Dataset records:
※ ※ ※
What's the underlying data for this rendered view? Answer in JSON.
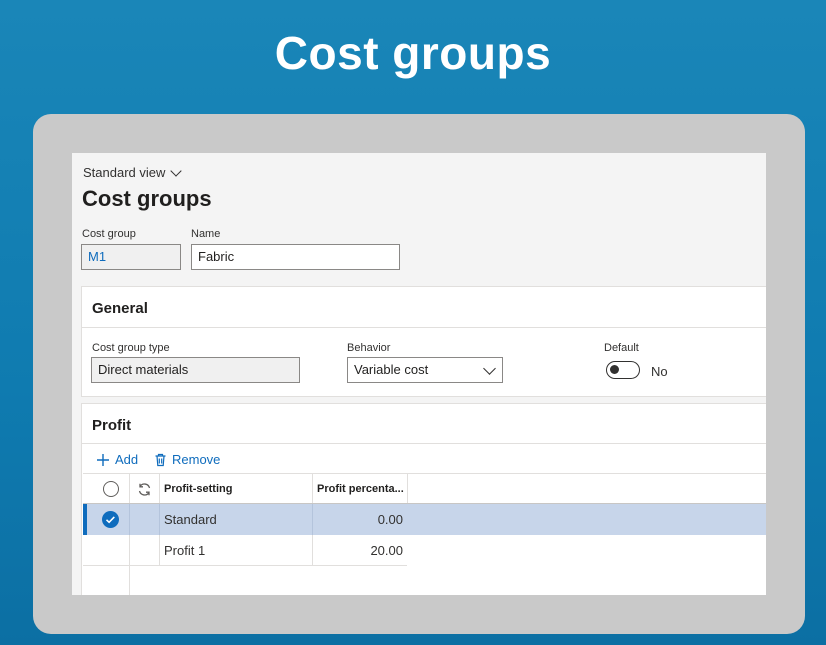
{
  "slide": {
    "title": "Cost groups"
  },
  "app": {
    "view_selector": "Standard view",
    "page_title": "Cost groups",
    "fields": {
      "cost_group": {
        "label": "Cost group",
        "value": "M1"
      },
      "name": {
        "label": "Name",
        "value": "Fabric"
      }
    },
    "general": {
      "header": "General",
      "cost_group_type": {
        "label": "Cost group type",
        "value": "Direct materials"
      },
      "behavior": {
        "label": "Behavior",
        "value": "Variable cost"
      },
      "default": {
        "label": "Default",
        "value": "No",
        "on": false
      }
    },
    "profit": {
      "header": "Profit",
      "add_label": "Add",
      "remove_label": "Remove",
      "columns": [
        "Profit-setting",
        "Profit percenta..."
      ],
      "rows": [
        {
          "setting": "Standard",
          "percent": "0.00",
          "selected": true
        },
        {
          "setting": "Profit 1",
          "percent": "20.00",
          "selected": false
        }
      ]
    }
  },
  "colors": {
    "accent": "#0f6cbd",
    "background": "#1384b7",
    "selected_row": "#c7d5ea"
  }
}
※ ※ ※
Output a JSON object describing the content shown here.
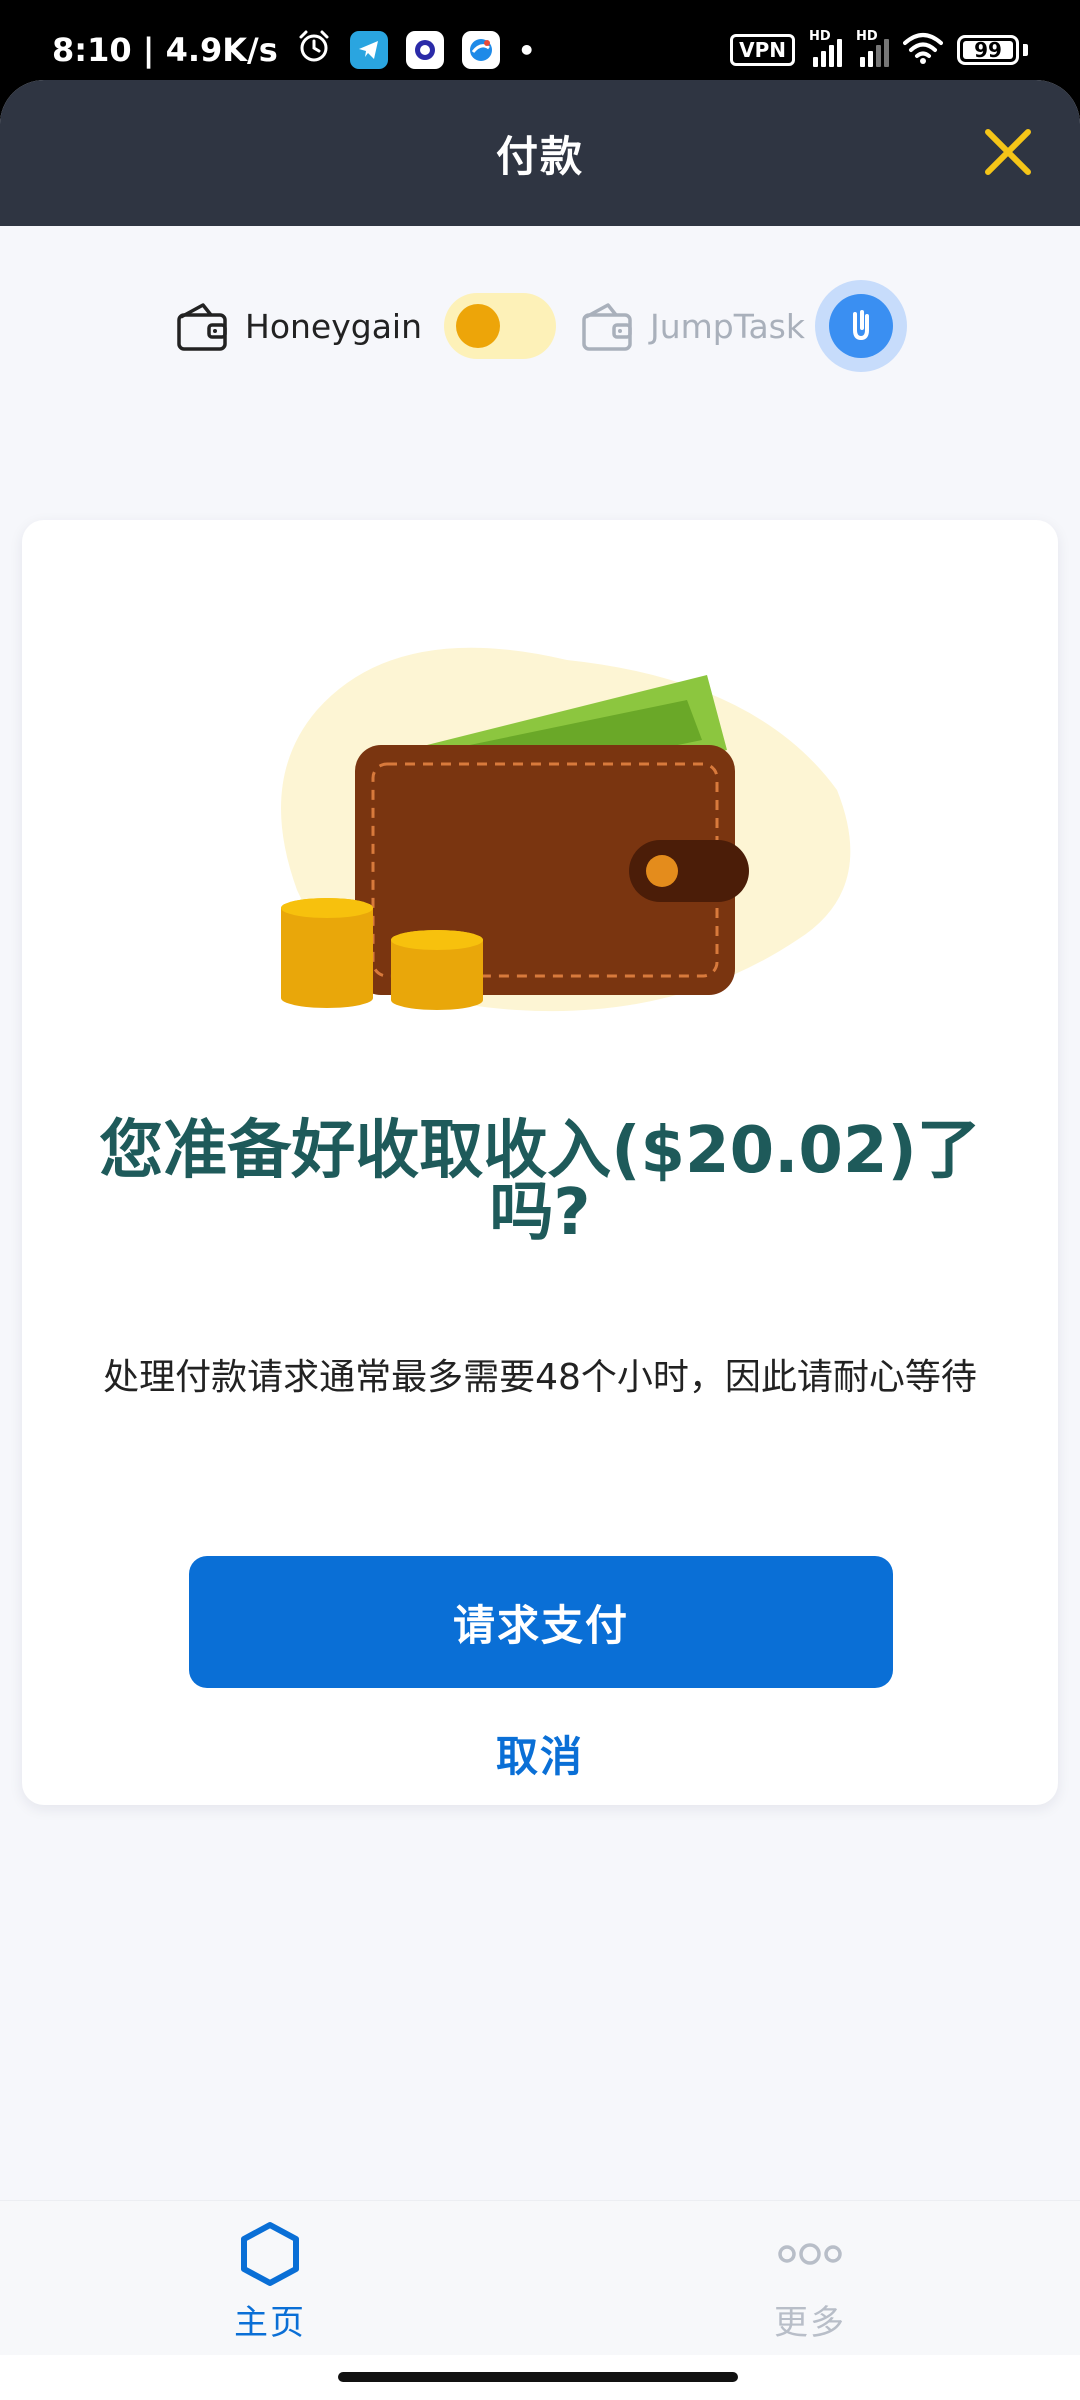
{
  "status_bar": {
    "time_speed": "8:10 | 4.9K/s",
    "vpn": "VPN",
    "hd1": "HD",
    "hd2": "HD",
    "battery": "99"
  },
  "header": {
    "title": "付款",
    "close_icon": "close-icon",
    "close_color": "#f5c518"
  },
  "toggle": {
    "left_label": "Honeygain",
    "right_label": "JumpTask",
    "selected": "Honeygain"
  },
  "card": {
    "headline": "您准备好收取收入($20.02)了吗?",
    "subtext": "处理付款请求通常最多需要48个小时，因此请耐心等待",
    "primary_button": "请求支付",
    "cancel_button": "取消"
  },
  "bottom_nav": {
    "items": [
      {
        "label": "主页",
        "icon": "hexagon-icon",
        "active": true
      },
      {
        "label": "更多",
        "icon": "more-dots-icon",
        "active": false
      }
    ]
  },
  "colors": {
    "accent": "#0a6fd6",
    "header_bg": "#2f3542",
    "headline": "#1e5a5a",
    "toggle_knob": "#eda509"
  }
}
※ ※ ※
[Task to complete] Collect the lines of the data that carry the word "view".

[Task answer]
What's the underlying data for this rendered view? Answer in JSON.
    "view_selector": "Standard view",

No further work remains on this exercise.